> _Required task_
Retype the whole listing verbatim and keep the pictures out of it.
—————
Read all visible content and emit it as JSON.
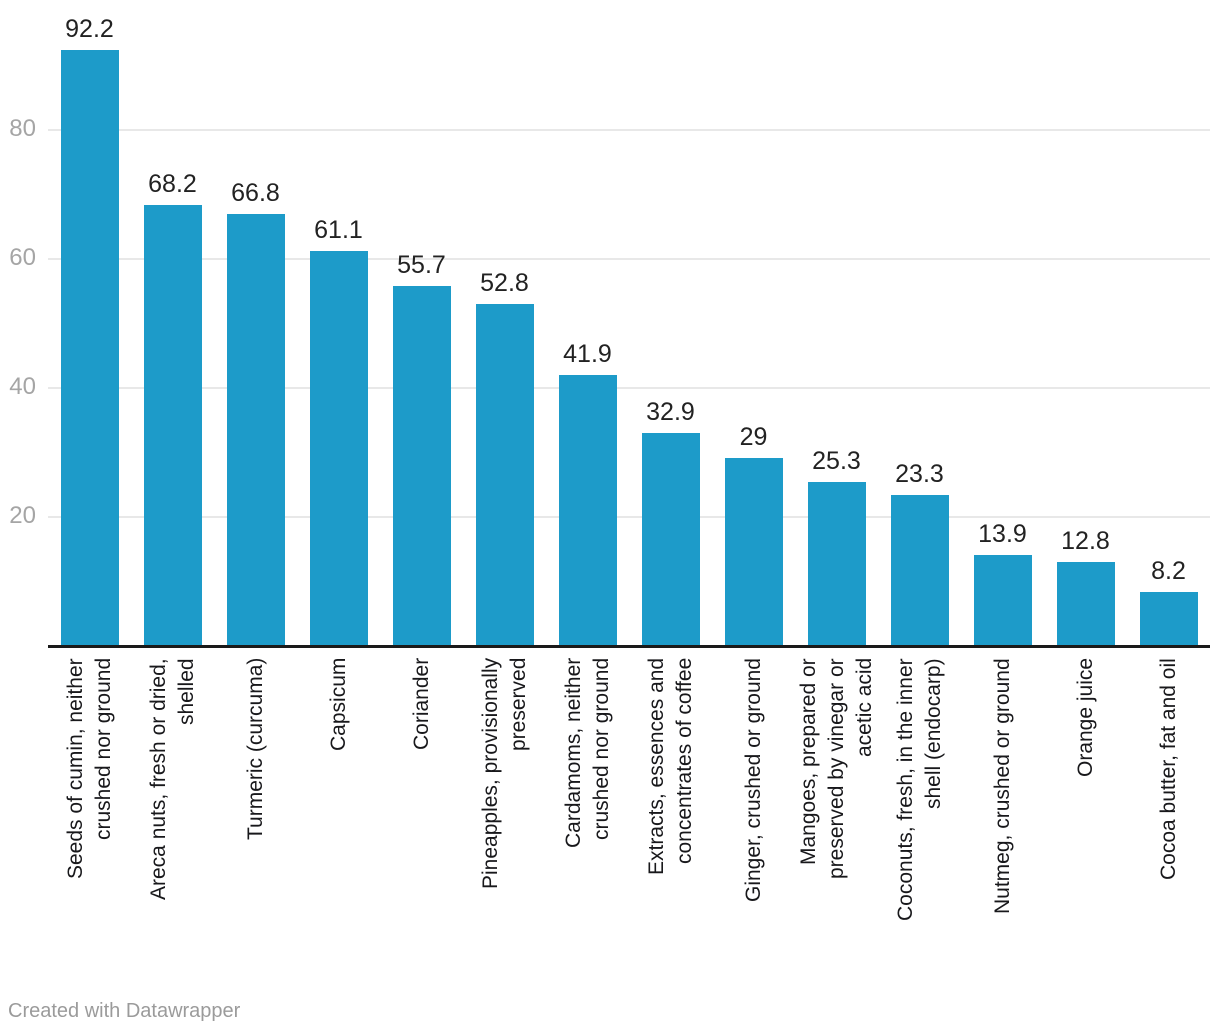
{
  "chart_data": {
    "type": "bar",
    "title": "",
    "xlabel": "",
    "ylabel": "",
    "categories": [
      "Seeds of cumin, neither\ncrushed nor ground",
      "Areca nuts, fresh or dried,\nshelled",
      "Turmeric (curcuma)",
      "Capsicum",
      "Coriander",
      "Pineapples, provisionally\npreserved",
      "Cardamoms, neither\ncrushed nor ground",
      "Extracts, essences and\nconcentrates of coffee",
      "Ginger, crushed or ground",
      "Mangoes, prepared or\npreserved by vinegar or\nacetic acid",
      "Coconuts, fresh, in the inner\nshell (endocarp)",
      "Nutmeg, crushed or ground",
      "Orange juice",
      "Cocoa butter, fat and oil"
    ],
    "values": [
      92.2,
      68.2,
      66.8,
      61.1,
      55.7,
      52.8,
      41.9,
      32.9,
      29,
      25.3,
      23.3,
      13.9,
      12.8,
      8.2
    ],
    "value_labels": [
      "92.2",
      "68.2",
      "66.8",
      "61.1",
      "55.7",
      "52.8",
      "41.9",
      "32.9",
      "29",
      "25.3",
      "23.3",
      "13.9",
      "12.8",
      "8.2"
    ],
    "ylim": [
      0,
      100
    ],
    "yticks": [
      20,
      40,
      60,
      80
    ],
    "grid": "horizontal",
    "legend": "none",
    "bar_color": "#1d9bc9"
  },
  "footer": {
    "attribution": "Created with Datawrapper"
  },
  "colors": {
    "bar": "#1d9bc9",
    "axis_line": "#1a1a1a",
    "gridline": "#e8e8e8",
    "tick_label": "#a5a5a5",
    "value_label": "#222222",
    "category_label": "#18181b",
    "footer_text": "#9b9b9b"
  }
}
—————
> _Response_
Read all visible content and emit it as JSON.
{
  "chart_data": {
    "type": "bar",
    "title": "",
    "xlabel": "",
    "ylabel": "",
    "categories": [
      "Seeds of cumin, neither\ncrushed nor ground",
      "Areca nuts, fresh or dried,\nshelled",
      "Turmeric (curcuma)",
      "Capsicum",
      "Coriander",
      "Pineapples, provisionally\npreserved",
      "Cardamoms, neither\ncrushed nor ground",
      "Extracts, essences and\nconcentrates of coffee",
      "Ginger, crushed or ground",
      "Mangoes, prepared or\npreserved by vinegar or\nacetic acid",
      "Coconuts, fresh, in the inner\nshell (endocarp)",
      "Nutmeg, crushed or ground",
      "Orange juice",
      "Cocoa butter, fat and oil"
    ],
    "values": [
      92.2,
      68.2,
      66.8,
      61.1,
      55.7,
      52.8,
      41.9,
      32.9,
      29,
      25.3,
      23.3,
      13.9,
      12.8,
      8.2
    ],
    "value_labels": [
      "92.2",
      "68.2",
      "66.8",
      "61.1",
      "55.7",
      "52.8",
      "41.9",
      "32.9",
      "29",
      "25.3",
      "23.3",
      "13.9",
      "12.8",
      "8.2"
    ],
    "ylim": [
      0,
      100
    ],
    "yticks": [
      20,
      40,
      60,
      80
    ],
    "grid": "horizontal",
    "legend": "none",
    "bar_color": "#1d9bc9"
  },
  "footer": {
    "attribution": "Created with Datawrapper"
  },
  "colors": {
    "bar": "#1d9bc9",
    "axis_line": "#1a1a1a",
    "gridline": "#e8e8e8",
    "tick_label": "#a5a5a5",
    "value_label": "#222222",
    "category_label": "#18181b",
    "footer_text": "#9b9b9b"
  }
}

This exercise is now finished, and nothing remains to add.